▶ _INSTRUCTION_: Copy out every line exactly, passing over the pictures.

▶ _EXTRACTED RECORDS_:
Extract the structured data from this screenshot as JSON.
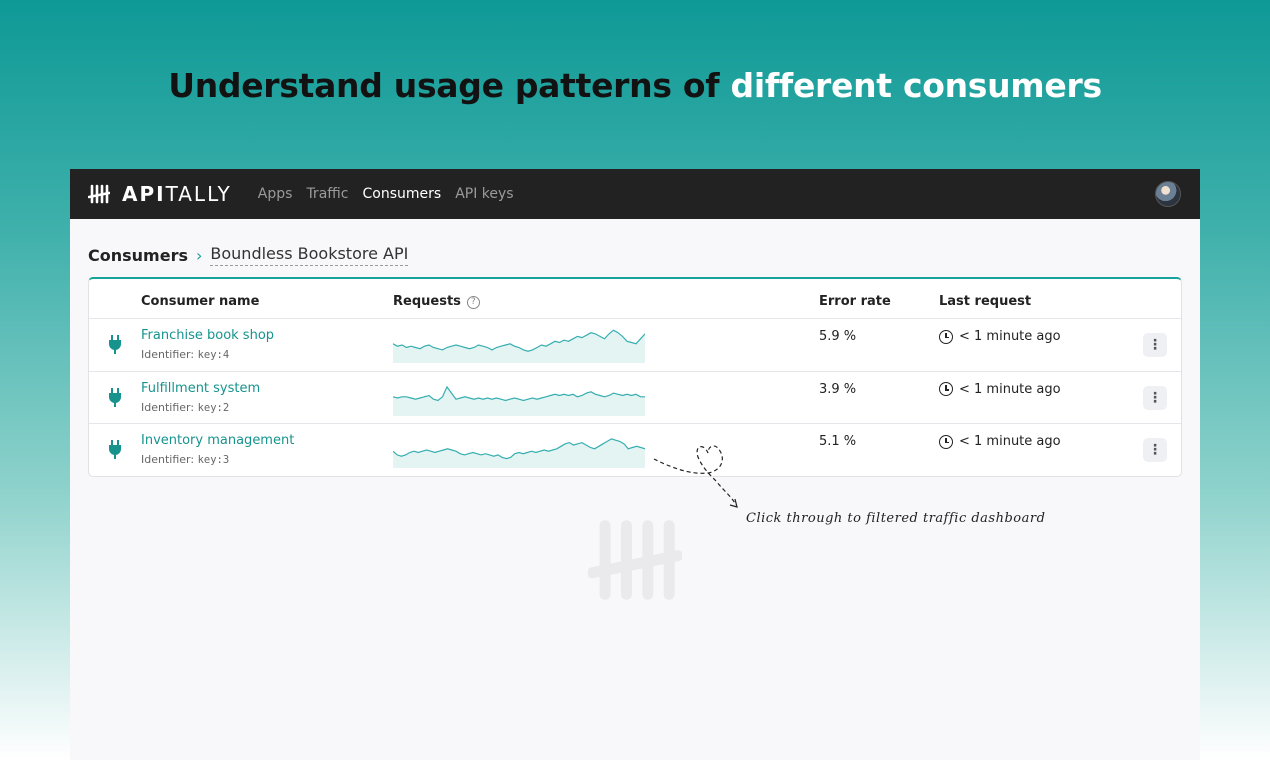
{
  "headline": {
    "main": "Understand usage patterns of ",
    "accent": "different consumers"
  },
  "navbar": {
    "logo_bold": "API",
    "logo_rest": "TALLY",
    "items": [
      "Apps",
      "Traffic",
      "Consumers",
      "API keys"
    ],
    "active_item": "Consumers"
  },
  "breadcrumb": {
    "root": "Consumers",
    "separator": "›",
    "current": "Boundless Bookstore API"
  },
  "table": {
    "headers": {
      "name": "Consumer name",
      "requests": "Requests",
      "error_rate": "Error rate",
      "last_request": "Last request"
    },
    "rows": [
      {
        "name": "Franchise book shop",
        "identifier_label": "Identifier: ",
        "identifier": "key:4",
        "error_rate": "5.9 %",
        "last_request": "< 1 minute ago",
        "sparkline": [
          14,
          12,
          13,
          11,
          12,
          11,
          10,
          12,
          13,
          11,
          10,
          9,
          11,
          12,
          13,
          12,
          11,
          10,
          11,
          13,
          12,
          11,
          9,
          11,
          12,
          13,
          14,
          12,
          11,
          9,
          8,
          9,
          11,
          13,
          12,
          14,
          16,
          15,
          17,
          16,
          18,
          20,
          19,
          21,
          23,
          22,
          20,
          18,
          22,
          25,
          23,
          20,
          16,
          15,
          14,
          18,
          22
        ]
      },
      {
        "name": "Fulfillment system",
        "identifier_label": "Identifier: ",
        "identifier": "key:2",
        "error_rate": "3.9 %",
        "last_request": "< 1 minute ago",
        "sparkline": [
          14,
          13,
          14,
          14,
          13,
          12,
          13,
          14,
          15,
          12,
          11,
          14,
          22,
          17,
          12,
          13,
          14,
          13,
          12,
          13,
          12,
          13,
          12,
          13,
          12,
          11,
          12,
          13,
          12,
          11,
          12,
          13,
          12,
          13,
          14,
          15,
          16,
          15,
          16,
          15,
          16,
          14,
          15,
          17,
          18,
          16,
          15,
          14,
          15,
          17,
          16,
          15,
          16,
          15,
          16,
          14,
          14
        ]
      },
      {
        "name": "Inventory management",
        "identifier_label": "Identifier: ",
        "identifier": "key:3",
        "error_rate": "5.1 %",
        "last_request": "< 1 minute ago",
        "sparkline": [
          12,
          9,
          8,
          9,
          11,
          12,
          11,
          12,
          13,
          12,
          11,
          12,
          13,
          14,
          13,
          12,
          10,
          9,
          10,
          11,
          10,
          9,
          10,
          9,
          8,
          9,
          7,
          6,
          7,
          10,
          11,
          10,
          11,
          12,
          11,
          12,
          13,
          12,
          13,
          14,
          16,
          18,
          19,
          17,
          18,
          19,
          17,
          15,
          14,
          16,
          18,
          20,
          22,
          21,
          20,
          18,
          14,
          15,
          16,
          15,
          14
        ]
      }
    ]
  },
  "annotation": "Click through to filtered traffic dashboard",
  "colors": {
    "accent": "#17a39c",
    "sparkline_fill": "#e4f4f3",
    "sparkline_stroke": "#36aeb0",
    "navbar": "#222222"
  },
  "icons": {
    "consumer": "plug-icon",
    "help": "help-circle-icon",
    "time": "clock-icon",
    "menu": "more-vertical-icon"
  }
}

▶ _SOLUTION_:
Extract the structured data from this screenshot as JSON.
{
  "headline": {
    "main": "Understand usage patterns of ",
    "accent": "different consumers"
  },
  "navbar": {
    "logo_bold": "API",
    "logo_rest": "TALLY",
    "items": [
      "Apps",
      "Traffic",
      "Consumers",
      "API keys"
    ],
    "active_item": "Consumers"
  },
  "breadcrumb": {
    "root": "Consumers",
    "separator": "›",
    "current": "Boundless Bookstore API"
  },
  "table": {
    "headers": {
      "name": "Consumer name",
      "requests": "Requests",
      "error_rate": "Error rate",
      "last_request": "Last request"
    },
    "rows": [
      {
        "name": "Franchise book shop",
        "identifier_label": "Identifier: ",
        "identifier": "key:4",
        "error_rate": "5.9 %",
        "last_request": "< 1 minute ago",
        "sparkline": [
          14,
          12,
          13,
          11,
          12,
          11,
          10,
          12,
          13,
          11,
          10,
          9,
          11,
          12,
          13,
          12,
          11,
          10,
          11,
          13,
          12,
          11,
          9,
          11,
          12,
          13,
          14,
          12,
          11,
          9,
          8,
          9,
          11,
          13,
          12,
          14,
          16,
          15,
          17,
          16,
          18,
          20,
          19,
          21,
          23,
          22,
          20,
          18,
          22,
          25,
          23,
          20,
          16,
          15,
          14,
          18,
          22
        ]
      },
      {
        "name": "Fulfillment system",
        "identifier_label": "Identifier: ",
        "identifier": "key:2",
        "error_rate": "3.9 %",
        "last_request": "< 1 minute ago",
        "sparkline": [
          14,
          13,
          14,
          14,
          13,
          12,
          13,
          14,
          15,
          12,
          11,
          14,
          22,
          17,
          12,
          13,
          14,
          13,
          12,
          13,
          12,
          13,
          12,
          13,
          12,
          11,
          12,
          13,
          12,
          11,
          12,
          13,
          12,
          13,
          14,
          15,
          16,
          15,
          16,
          15,
          16,
          14,
          15,
          17,
          18,
          16,
          15,
          14,
          15,
          17,
          16,
          15,
          16,
          15,
          16,
          14,
          14
        ]
      },
      {
        "name": "Inventory management",
        "identifier_label": "Identifier: ",
        "identifier": "key:3",
        "error_rate": "5.1 %",
        "last_request": "< 1 minute ago",
        "sparkline": [
          12,
          9,
          8,
          9,
          11,
          12,
          11,
          12,
          13,
          12,
          11,
          12,
          13,
          14,
          13,
          12,
          10,
          9,
          10,
          11,
          10,
          9,
          10,
          9,
          8,
          9,
          7,
          6,
          7,
          10,
          11,
          10,
          11,
          12,
          11,
          12,
          13,
          12,
          13,
          14,
          16,
          18,
          19,
          17,
          18,
          19,
          17,
          15,
          14,
          16,
          18,
          20,
          22,
          21,
          20,
          18,
          14,
          15,
          16,
          15,
          14
        ]
      }
    ]
  },
  "annotation": "Click through to filtered traffic dashboard",
  "colors": {
    "accent": "#17a39c",
    "sparkline_fill": "#e4f4f3",
    "sparkline_stroke": "#36aeb0",
    "navbar": "#222222"
  },
  "icons": {
    "consumer": "plug-icon",
    "help": "help-circle-icon",
    "time": "clock-icon",
    "menu": "more-vertical-icon"
  }
}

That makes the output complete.